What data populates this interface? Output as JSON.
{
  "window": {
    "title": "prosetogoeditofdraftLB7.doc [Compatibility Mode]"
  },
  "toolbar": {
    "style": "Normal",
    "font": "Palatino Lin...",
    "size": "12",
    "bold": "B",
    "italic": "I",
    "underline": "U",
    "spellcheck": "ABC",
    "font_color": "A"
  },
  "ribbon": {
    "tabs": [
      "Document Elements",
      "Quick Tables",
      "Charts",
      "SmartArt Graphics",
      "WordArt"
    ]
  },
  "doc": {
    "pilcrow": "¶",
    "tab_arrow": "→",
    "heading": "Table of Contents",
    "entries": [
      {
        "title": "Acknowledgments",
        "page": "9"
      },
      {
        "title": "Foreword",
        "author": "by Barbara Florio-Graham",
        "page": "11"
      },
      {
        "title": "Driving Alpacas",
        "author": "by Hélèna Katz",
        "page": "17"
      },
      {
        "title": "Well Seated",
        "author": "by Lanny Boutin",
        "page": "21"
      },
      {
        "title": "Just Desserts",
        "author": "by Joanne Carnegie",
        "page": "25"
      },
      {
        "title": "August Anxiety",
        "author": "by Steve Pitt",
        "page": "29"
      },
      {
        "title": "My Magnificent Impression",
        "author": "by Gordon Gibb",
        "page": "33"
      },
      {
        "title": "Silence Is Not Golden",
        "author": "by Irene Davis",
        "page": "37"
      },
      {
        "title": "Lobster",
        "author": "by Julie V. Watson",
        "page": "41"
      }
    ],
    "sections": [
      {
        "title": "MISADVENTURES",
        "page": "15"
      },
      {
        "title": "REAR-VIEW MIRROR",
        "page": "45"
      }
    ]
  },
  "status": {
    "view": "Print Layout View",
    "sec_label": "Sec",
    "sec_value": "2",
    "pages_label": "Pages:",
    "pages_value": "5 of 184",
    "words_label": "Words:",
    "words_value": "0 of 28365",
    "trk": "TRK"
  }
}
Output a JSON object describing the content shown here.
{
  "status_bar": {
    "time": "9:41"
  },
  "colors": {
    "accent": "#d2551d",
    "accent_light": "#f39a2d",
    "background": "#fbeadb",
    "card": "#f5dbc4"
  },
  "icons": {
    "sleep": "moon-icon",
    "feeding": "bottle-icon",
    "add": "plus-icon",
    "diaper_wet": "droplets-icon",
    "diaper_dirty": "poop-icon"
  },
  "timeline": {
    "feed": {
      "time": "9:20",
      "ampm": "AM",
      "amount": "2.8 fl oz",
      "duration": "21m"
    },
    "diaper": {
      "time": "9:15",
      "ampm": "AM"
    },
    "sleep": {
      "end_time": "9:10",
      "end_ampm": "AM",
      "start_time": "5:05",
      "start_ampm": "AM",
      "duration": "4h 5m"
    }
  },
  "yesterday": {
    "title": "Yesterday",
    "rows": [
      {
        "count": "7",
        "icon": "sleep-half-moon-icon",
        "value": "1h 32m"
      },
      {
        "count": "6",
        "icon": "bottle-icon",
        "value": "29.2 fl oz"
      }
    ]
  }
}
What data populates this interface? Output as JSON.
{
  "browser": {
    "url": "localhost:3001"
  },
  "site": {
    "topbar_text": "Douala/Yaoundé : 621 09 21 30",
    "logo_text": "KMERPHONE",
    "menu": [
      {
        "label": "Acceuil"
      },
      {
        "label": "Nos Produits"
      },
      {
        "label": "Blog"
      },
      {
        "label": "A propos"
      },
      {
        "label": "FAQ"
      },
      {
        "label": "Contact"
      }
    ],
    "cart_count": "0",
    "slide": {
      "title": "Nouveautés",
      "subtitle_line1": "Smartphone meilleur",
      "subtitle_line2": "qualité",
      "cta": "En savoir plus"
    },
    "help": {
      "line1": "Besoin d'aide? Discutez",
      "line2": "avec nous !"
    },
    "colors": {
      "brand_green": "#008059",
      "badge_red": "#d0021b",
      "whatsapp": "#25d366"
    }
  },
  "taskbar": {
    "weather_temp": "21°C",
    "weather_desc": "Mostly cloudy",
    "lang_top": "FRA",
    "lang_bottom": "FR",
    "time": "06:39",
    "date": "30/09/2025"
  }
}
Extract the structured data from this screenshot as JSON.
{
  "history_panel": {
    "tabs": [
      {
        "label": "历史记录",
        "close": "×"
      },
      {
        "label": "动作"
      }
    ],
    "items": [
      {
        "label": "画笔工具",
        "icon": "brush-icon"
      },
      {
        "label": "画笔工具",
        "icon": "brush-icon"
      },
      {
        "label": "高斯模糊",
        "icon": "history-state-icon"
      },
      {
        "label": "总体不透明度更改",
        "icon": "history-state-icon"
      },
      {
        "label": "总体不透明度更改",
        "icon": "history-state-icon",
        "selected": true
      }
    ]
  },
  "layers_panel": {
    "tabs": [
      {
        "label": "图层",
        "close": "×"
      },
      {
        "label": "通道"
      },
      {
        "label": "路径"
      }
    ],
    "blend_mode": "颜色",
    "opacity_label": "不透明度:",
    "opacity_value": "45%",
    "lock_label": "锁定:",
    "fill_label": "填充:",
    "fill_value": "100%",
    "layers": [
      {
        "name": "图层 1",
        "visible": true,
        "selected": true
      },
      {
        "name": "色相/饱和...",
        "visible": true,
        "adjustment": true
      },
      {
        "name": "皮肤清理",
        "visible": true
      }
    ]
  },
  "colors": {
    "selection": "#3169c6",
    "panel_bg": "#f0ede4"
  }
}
━━━━━━
> **Exercise details**: Which lines hold the string "sleep"? Copy all of them from the data above.

> **Task response**:
    "sleep": "moon-icon",
    "sleep": {
        "icon": "sleep-half-moon-icon",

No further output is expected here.